What is required —
Collect every line that includes the string "screenshot".

Task material —
● ● ● ● ●
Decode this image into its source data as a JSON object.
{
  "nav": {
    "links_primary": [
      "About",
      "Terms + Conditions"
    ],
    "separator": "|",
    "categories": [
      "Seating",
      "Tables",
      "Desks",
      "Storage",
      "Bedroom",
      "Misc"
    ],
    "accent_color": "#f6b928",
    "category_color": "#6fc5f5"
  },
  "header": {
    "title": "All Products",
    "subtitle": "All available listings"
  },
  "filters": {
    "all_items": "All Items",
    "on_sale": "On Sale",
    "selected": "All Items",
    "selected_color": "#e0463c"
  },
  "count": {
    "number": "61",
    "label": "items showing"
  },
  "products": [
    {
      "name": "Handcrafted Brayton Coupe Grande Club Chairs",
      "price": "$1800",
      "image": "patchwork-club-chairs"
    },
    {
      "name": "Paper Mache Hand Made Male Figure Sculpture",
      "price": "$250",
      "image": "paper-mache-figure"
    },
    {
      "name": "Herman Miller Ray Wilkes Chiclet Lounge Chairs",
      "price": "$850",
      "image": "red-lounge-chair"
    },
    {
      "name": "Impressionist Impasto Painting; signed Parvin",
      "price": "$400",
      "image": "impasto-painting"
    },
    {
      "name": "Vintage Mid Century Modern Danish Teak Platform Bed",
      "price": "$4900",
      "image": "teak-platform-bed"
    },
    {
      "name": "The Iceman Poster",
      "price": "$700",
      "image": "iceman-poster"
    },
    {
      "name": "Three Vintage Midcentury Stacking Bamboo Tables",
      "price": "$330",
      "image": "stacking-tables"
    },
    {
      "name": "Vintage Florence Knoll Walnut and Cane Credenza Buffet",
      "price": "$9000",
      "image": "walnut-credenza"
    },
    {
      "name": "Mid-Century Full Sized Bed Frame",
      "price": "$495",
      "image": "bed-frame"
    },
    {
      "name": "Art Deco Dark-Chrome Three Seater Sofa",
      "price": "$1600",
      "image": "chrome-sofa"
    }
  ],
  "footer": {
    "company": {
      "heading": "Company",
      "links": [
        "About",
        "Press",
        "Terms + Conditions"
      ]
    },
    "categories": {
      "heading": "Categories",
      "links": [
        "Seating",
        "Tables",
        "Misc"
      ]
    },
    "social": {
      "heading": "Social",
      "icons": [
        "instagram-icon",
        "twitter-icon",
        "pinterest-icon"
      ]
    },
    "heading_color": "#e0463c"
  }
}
● ● ● ● ●
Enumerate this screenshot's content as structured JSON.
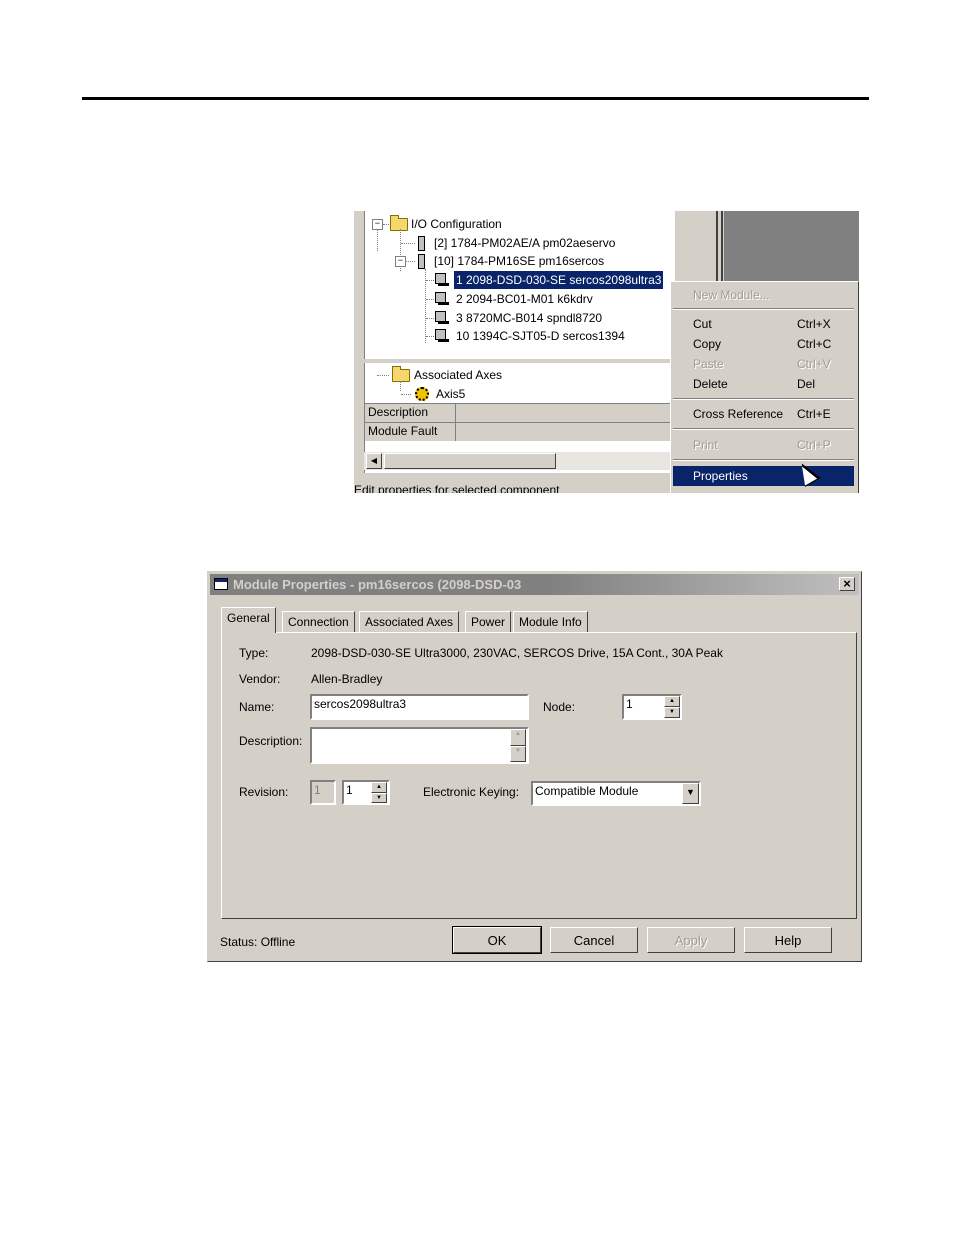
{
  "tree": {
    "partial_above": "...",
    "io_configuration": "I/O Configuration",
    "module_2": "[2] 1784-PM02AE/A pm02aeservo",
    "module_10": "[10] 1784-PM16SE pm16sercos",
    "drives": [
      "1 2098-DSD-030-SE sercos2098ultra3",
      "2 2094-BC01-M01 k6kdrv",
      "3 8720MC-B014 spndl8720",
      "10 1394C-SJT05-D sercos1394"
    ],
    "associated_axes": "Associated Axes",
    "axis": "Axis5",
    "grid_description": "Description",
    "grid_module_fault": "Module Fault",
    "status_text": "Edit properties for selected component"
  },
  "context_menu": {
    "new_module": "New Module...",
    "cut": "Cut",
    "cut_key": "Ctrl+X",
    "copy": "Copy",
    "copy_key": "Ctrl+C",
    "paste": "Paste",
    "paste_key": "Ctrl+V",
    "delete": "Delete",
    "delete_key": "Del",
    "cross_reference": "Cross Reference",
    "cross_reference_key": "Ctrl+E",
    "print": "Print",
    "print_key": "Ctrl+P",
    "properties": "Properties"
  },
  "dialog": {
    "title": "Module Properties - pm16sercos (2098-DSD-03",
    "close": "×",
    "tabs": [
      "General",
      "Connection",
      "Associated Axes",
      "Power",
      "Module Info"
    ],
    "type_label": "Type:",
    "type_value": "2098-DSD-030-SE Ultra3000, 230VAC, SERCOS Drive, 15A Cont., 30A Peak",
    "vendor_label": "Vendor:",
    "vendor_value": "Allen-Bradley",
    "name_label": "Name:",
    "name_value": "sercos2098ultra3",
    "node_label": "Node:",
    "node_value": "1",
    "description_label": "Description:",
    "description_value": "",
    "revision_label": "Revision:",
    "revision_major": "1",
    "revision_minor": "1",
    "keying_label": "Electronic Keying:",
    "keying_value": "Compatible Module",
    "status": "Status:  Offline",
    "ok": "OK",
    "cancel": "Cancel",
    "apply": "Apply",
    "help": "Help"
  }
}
● ● ● ● ●
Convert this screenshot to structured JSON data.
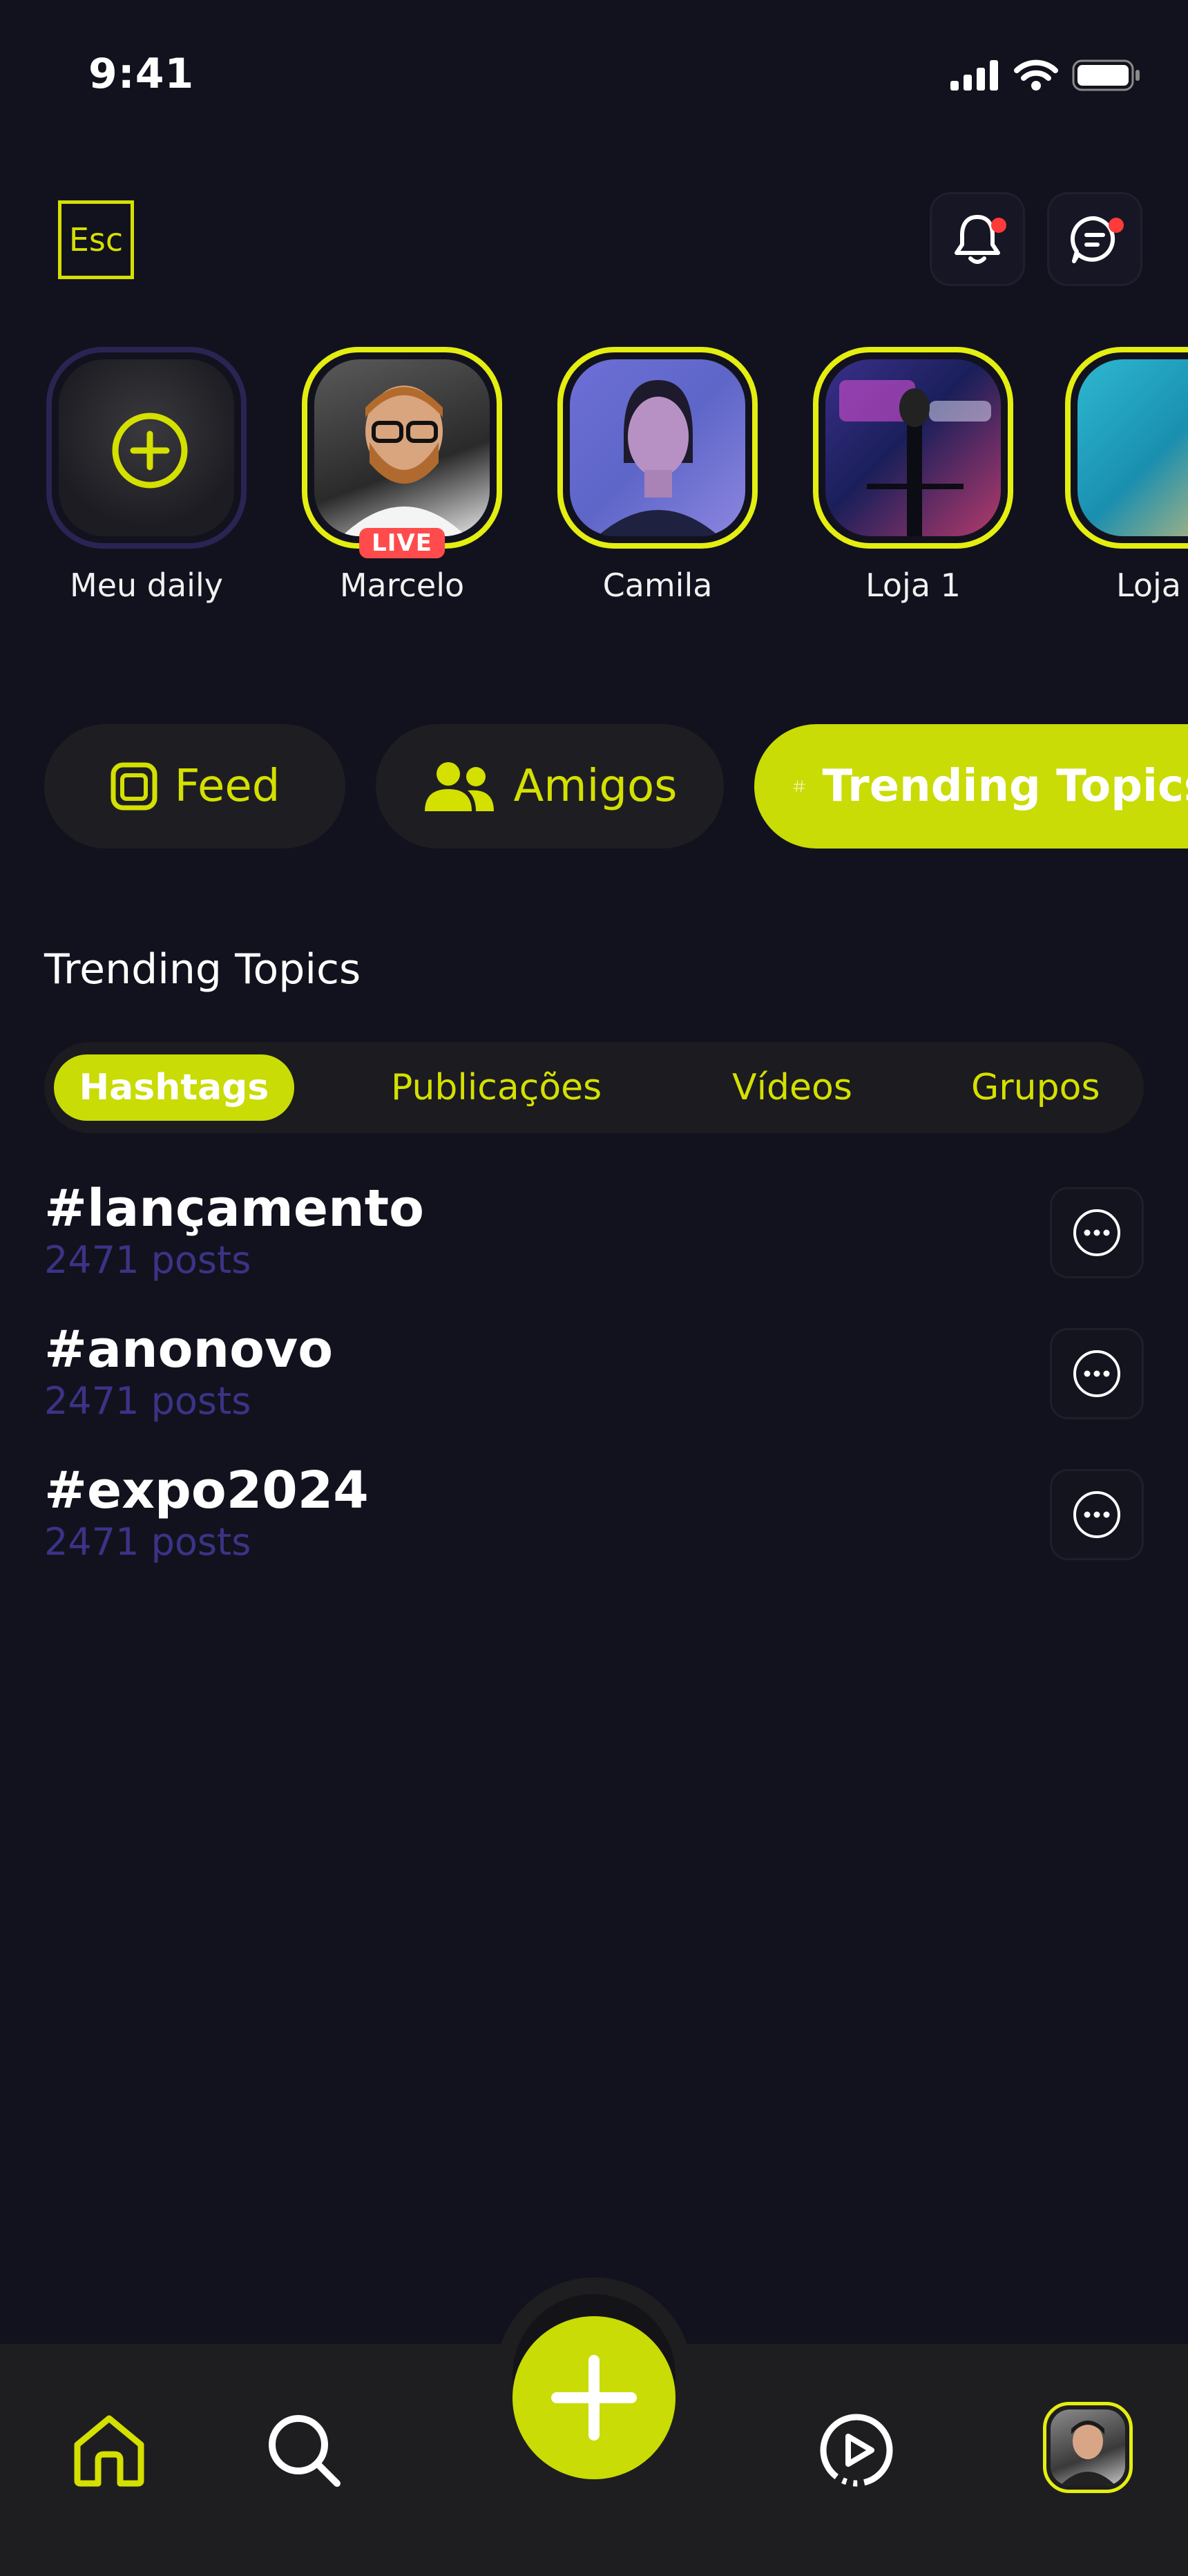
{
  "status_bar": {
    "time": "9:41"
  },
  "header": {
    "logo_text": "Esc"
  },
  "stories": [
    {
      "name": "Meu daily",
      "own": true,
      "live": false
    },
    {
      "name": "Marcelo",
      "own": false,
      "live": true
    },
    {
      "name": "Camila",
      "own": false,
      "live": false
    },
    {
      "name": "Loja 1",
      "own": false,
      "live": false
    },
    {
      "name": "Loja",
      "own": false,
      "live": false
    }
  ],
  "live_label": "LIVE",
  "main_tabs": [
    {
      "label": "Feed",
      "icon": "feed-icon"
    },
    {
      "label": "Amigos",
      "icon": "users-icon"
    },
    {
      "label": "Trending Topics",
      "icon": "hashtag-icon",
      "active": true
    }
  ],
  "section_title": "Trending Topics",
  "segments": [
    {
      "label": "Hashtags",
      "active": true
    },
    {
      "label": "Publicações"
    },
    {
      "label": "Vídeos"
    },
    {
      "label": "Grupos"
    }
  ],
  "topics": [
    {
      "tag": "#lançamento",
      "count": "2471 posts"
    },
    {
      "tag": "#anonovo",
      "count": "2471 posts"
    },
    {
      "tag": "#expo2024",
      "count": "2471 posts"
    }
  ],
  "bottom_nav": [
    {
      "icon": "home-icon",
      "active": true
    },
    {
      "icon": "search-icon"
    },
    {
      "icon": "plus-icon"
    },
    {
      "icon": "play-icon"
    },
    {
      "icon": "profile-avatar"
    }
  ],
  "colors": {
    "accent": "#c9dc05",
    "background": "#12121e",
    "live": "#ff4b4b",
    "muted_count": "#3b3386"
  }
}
● ● ● ● ●
Exercise answer —
Enumerate this screenshot's content as structured JSON.
Convert this screenshot to structured JSON data.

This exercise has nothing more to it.